What needs to be done: Without altering anything, output the material below.

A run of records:
▬▬▬▬▬▬▬▬▬▬
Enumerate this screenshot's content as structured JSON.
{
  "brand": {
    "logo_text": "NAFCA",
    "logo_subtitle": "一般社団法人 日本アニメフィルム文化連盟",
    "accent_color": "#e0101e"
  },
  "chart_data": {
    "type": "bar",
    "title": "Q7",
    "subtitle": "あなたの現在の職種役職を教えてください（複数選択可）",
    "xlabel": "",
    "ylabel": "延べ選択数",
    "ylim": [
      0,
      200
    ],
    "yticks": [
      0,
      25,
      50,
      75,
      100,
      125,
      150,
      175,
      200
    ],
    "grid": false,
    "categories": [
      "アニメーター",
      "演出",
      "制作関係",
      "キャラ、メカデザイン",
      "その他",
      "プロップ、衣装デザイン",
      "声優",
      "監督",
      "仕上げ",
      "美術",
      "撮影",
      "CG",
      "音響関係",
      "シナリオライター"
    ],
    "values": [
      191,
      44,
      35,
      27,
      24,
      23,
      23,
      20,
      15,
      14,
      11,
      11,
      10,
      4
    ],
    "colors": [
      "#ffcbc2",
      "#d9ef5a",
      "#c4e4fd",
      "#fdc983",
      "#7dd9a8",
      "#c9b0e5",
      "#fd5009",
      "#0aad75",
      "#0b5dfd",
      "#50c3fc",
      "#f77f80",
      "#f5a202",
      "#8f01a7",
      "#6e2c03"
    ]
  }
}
▬▬▬▬▬▬▬▬▬▬
Exercise solution:
Enumerate this screenshot's content as structured JSON.
{
  "brand": {
    "logo_text": "NAFCA",
    "logo_subtitle": "一般社団法人 日本アニメフィルム文化連盟",
    "accent_color": "#e0101e"
  },
  "chart_data": {
    "type": "bar",
    "title": "Q7",
    "subtitle": "あなたの現在の職種役職を教えてください（複数選択可）",
    "xlabel": "",
    "ylabel": "延べ選択数",
    "ylim": [
      0,
      200
    ],
    "yticks": [
      0,
      25,
      50,
      75,
      100,
      125,
      150,
      175,
      200
    ],
    "grid": false,
    "categories": [
      "アニメーター",
      "演出",
      "制作関係",
      "キャラ、メカデザイン",
      "その他",
      "プロップ、衣装デザイン",
      "声優",
      "監督",
      "仕上げ",
      "美術",
      "撮影",
      "CG",
      "音響関係",
      "シナリオライター"
    ],
    "values": [
      191,
      44,
      35,
      27,
      24,
      23,
      23,
      20,
      15,
      14,
      11,
      11,
      10,
      4
    ],
    "colors": [
      "#ffcbc2",
      "#d9ef5a",
      "#c4e4fd",
      "#fdc983",
      "#7dd9a8",
      "#c9b0e5",
      "#fd5009",
      "#0aad75",
      "#0b5dfd",
      "#50c3fc",
      "#f77f80",
      "#f5a202",
      "#8f01a7",
      "#6e2c03"
    ]
  }
}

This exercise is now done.